- **RAW RECORDS**:
begin
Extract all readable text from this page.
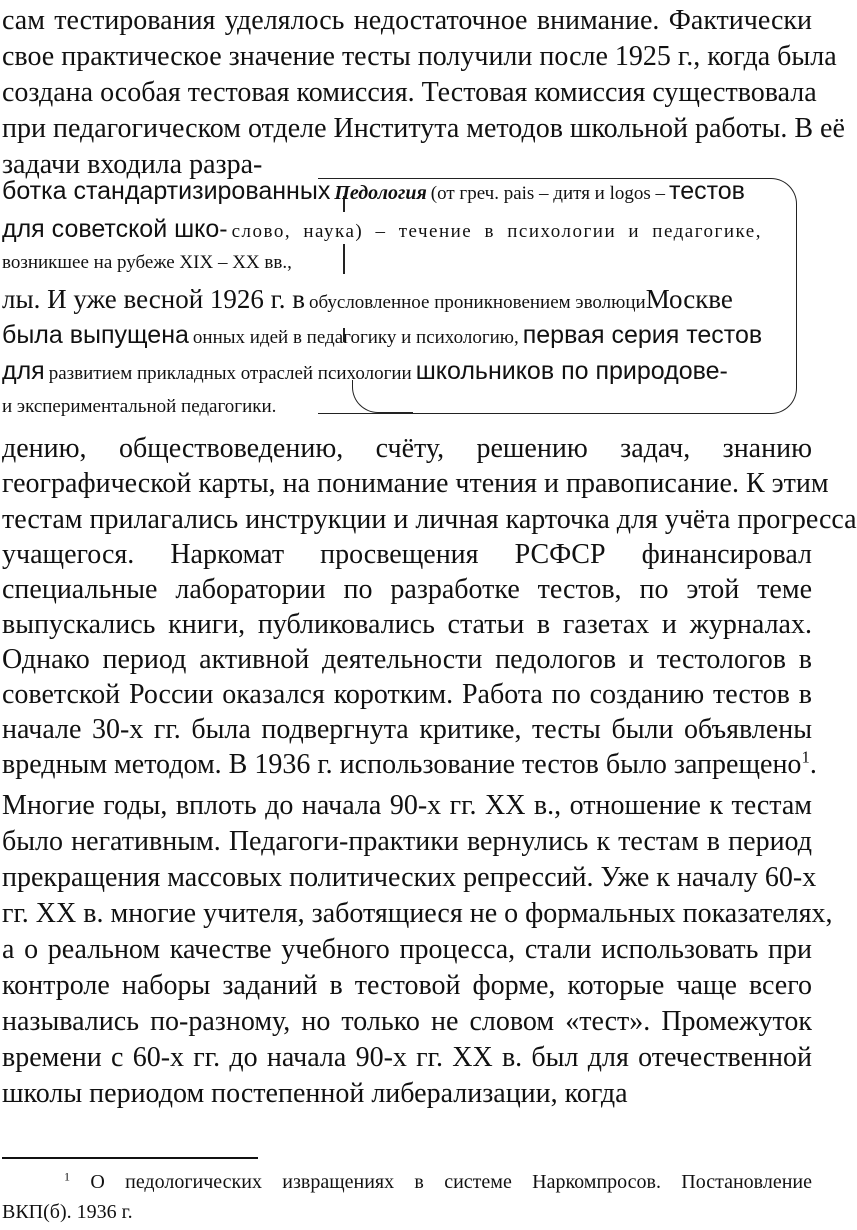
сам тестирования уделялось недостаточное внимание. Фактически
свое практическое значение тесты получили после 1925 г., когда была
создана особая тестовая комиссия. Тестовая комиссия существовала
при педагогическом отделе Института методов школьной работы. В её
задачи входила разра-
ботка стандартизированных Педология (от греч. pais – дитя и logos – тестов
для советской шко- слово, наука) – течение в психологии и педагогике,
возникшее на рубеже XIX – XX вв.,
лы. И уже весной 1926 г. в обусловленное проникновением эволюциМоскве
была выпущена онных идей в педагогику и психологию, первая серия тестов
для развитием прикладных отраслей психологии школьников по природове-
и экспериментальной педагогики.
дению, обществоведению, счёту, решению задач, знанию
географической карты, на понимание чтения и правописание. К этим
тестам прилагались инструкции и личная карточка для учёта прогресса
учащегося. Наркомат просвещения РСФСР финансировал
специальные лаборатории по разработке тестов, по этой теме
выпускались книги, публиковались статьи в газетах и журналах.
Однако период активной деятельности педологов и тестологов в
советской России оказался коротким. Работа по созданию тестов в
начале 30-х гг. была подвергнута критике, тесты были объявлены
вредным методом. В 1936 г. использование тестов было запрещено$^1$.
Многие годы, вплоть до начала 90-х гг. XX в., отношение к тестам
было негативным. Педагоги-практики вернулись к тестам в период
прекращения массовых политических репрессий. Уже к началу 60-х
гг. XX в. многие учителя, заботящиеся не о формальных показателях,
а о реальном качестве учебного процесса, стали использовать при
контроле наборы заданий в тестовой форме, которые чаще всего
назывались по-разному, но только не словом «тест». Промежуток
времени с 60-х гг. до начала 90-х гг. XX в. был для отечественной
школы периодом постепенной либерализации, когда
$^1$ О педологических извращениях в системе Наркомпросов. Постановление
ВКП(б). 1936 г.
end
begin
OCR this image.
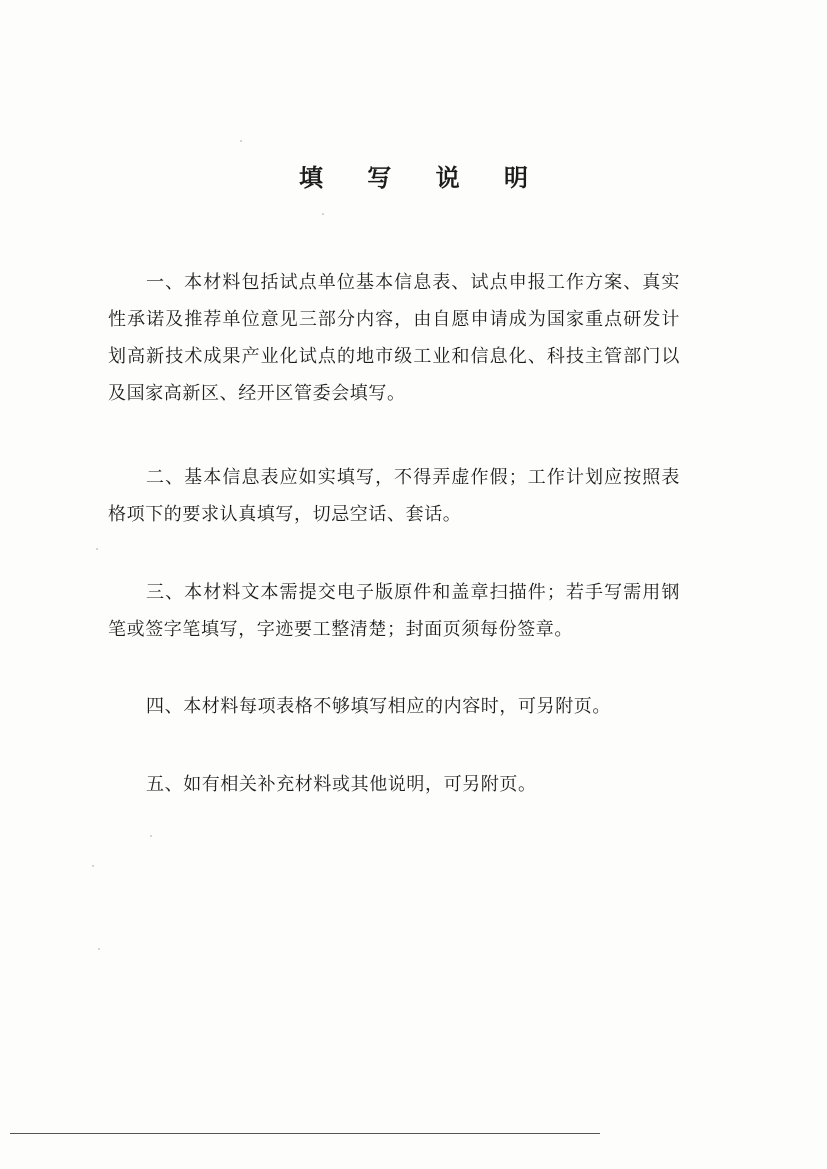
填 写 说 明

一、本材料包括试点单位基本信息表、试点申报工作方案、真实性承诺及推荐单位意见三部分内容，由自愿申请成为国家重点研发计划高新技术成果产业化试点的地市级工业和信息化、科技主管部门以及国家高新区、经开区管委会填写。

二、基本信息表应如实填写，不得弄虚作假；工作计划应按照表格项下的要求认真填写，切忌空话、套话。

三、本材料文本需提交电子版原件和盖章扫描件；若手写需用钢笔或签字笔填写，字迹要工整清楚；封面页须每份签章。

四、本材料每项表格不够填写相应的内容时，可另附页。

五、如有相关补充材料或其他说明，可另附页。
end
- **TASK INSTRUCTIONS**:
Report the number of lines of the listing above that hold the string "this", with no other text.

- **WRITTEN SOLUTION**:
2